SELECTED PASSAGE:
------------------------------------------------------------
Federal Courts and Nominations

Win Offers President Time to Shape Court

By Jess Bravin

 

With the incoming leadership of the executive and legislative branches nearly a carbon copy of the current versions, Tuesday’s election could have the biggest effect on the sole unelected branch of government: the federal judiciary.

 

President Barack Obama will need help from the Republican-controlled House to enact legislation, but he needs only the Senate, where Democrats strengthened their majority, to approve judicial nominations. Should vacancies arise on the narrowly divided Supreme Court, Mr. Obama, who appointed two justices during his first term, could leave a lasting imprint on constitutional law.

 

No current justice has indicated a desire to surrender his or her lifetime post. But with four justices older than 70 and eligible to retire at full salary, a single departure could buttress the court’s liberal wing—or end the tenuous conservative majority that Republicans have labored to build since the Nixon administration.

 

One name increasingly mentioned in liberal circles is Judge Paul Watford, 45 years old, who was confirmed earlier this year to the Ninth U.S. Circuit Court of Appeals in San Francisco. Judge Watford is a former federal prosecutor and corporate lawyer who clerked both for Judge Alex Kozinski of the Ninth Circuit, a Reagan appointee, and Justice Ruth Bader Ginsburg, who at 79 is the eldest member of the Supreme Court.

 

If the president wants “someone young with U.S. Court of Appeals experience who has the traditional indicia of being a brilliant legal mind, the name that stands out is Paul Watford,” said Ian Millhiser of the Center for American Progress, a left-leaning think tank. If appointed, Mr. Watford would become the third African-American, after the late Thurgood Marshall and Justice Clarence Thomas, to sit on the Supreme Court.

 

Many believe, however, that if Justice Ginsburg retires, Mr. Obama is likely to seek a female successor. In that case, one name being mentioned is Ninth Circuit Judge Mary Murguia, whom the president elevated from the federal district court in Arizona. Judge Murguia, a daughter of Mexican immigrants, attended the University of Kansas and served as a federal prosecutor in Arizona under then-U.S. Attorney Janet Napolitano, now secretary of homeland security.

 

The relative paucity of liberal stars on the federal bench makes it likely that Mr. Obama will consider those beyond longtime sitting judges, the group that Sen. Patrick Leahy (D., Vt.), the Senate Judiciary Committee chairman, has called the “judicial monastery.” Ms. Napolitano herself has been mentioned as a potential candidate, as has Sen. Amy Klobuchar (D., Minn.).

 

Another elected official gaining attention is California Attorney General Kamala Harris, 48, who has promoted novel crime-fighting strategies. The daughter of a Jamaican-American father and an Indian-American mother, Ms. Harris attended Hastings College of the Law in San Francisco and later was elected the city’s district attorney.
------------------------------------------------------------
EXERCISE TASK 1: In the article on judicial nominations, what reason is given for Mr. Obama being likely to consider candidates beyond longtime sitting judges? Explain in one to three sentences.
EXERCISE TASK 2: Write out, word for word, the passage of the article on judicial nominations from "By Jess Bravin" to "the federal judiciary.".

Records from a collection
------------------------------------------------------------
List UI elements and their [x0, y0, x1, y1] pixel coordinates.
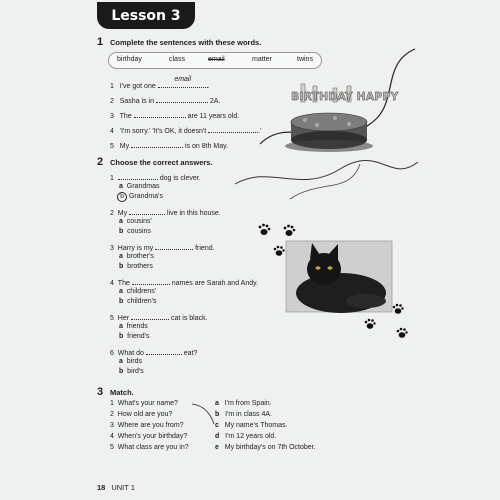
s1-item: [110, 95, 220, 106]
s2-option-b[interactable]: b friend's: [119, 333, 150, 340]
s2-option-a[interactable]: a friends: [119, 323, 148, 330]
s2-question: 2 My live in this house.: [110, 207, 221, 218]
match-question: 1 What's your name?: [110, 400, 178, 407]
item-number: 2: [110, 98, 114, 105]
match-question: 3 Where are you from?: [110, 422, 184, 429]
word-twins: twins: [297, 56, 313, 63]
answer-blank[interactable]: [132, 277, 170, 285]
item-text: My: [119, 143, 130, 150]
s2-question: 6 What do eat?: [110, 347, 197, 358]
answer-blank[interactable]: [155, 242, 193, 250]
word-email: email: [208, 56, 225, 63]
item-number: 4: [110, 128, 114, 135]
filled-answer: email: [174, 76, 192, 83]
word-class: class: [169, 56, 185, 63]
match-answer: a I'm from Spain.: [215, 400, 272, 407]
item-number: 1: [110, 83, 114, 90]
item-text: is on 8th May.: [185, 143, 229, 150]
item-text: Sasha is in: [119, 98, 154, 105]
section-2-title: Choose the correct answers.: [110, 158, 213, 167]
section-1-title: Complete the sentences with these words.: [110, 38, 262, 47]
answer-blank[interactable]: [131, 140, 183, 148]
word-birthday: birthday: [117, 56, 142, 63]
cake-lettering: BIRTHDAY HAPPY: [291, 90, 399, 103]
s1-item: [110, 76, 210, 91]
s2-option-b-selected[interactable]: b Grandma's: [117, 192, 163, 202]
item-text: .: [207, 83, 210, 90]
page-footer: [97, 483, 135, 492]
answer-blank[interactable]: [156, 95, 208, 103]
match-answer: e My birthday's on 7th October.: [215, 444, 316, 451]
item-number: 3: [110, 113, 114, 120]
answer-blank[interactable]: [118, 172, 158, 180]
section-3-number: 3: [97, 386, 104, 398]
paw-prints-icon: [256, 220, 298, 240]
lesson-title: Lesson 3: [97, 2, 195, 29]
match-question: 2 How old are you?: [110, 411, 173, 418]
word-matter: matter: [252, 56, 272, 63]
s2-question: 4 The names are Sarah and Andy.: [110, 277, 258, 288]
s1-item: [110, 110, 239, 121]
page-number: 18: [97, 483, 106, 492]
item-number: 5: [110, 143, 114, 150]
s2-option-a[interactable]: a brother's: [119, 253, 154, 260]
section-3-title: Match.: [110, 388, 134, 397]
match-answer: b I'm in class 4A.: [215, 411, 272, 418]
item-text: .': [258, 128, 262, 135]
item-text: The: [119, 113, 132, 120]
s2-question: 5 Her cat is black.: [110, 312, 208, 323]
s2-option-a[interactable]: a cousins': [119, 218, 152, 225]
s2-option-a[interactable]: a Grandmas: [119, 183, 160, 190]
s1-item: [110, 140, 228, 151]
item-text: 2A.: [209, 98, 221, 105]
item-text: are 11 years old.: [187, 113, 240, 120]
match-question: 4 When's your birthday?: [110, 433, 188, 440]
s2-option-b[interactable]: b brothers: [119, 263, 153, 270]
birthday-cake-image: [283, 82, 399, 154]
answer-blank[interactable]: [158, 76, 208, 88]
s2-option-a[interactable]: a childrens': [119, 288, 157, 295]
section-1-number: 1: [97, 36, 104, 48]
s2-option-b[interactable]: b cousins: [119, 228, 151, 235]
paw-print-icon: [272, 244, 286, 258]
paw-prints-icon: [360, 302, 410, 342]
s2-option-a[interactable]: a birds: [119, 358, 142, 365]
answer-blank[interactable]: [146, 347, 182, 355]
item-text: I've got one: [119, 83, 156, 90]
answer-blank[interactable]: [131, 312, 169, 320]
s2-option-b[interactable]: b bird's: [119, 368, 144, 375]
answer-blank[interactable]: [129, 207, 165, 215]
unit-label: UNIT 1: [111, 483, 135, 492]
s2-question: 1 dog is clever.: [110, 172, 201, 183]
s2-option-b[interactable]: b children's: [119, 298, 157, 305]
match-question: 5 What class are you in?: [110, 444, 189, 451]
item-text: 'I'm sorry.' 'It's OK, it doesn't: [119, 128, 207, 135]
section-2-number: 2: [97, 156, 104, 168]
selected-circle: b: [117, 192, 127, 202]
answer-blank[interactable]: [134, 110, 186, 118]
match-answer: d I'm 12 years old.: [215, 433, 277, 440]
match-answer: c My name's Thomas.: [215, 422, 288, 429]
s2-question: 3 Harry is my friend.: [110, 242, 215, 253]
------------------------------------------------------------
EXPECTED OUTPUT 1: The article says the relative paucity of liberal stars on the federal bench makes it likely that he will look beyond longtime sitting judges. Sen. Patrick Leahy has called that group the "judicial monastery."

EXPECTED OUTPUT 2:
By Jess Bravin

 

With the incoming leadership of the executive and legislative branches nearly a carbon copy of the current versions, Tuesday’s election could have the biggest effect on the sole unelected branch of government: the federal judiciary.